─── Records ───

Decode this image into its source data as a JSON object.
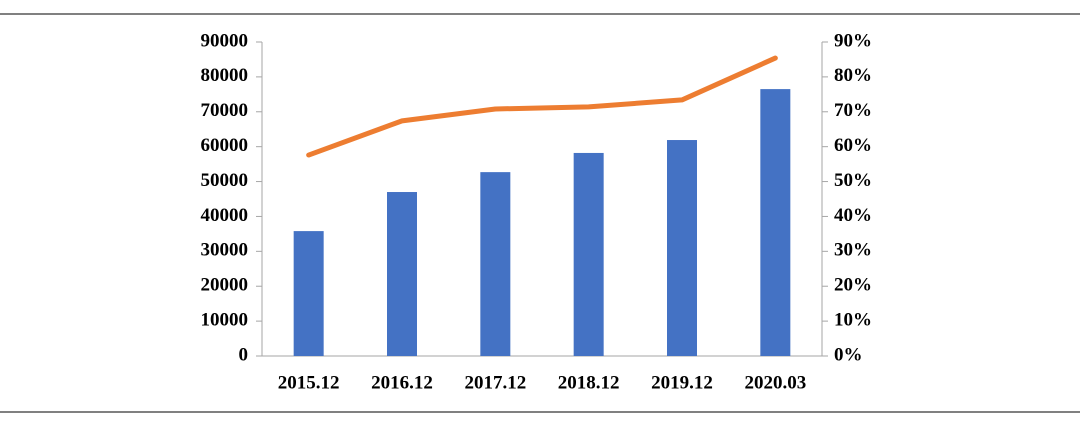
{
  "chart_data": {
    "type": "bar-line",
    "categories": [
      "2015.12",
      "2016.12",
      "2017.12",
      "2018.12",
      "2019.12",
      "2020.03"
    ],
    "series": [
      {
        "type": "bar",
        "color": "#4472c4",
        "values": [
          35800,
          47000,
          52700,
          58200,
          61900,
          76500
        ]
      },
      {
        "type": "line",
        "axis": "y2",
        "color": "#ed7d31",
        "values": [
          57.6,
          67.4,
          70.8,
          71.4,
          73.4,
          85.4
        ]
      }
    ],
    "ylim": [
      0,
      90000
    ],
    "yticks": [
      0,
      10000,
      20000,
      30000,
      40000,
      50000,
      60000,
      70000,
      80000,
      90000
    ],
    "y2lim": [
      0,
      90
    ],
    "y2ticks": [
      {
        "value": 0,
        "label": "0%"
      },
      {
        "value": 10,
        "label": "10%"
      },
      {
        "value": 20,
        "label": "20%"
      },
      {
        "value": 30,
        "label": "30%"
      },
      {
        "value": 40,
        "label": "40%"
      },
      {
        "value": 50,
        "label": "50%"
      },
      {
        "value": 60,
        "label": "60%"
      },
      {
        "value": 70,
        "label": "70%"
      },
      {
        "value": 80,
        "label": "80%"
      },
      {
        "value": 90,
        "label": "90%"
      }
    ]
  }
}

───

* _Your goal_
Only lines holding the string "label" are wanted; gather each one from the entries above.

* _Reply_
        "label": "0%"
        "label": "10%"
        "label": "20%"
        "label": "30%"
        "label": "40%"
        "label": "50%"
        "label": "60%"
        "label": "70%"
        "label": "80%"
        "label": "90%"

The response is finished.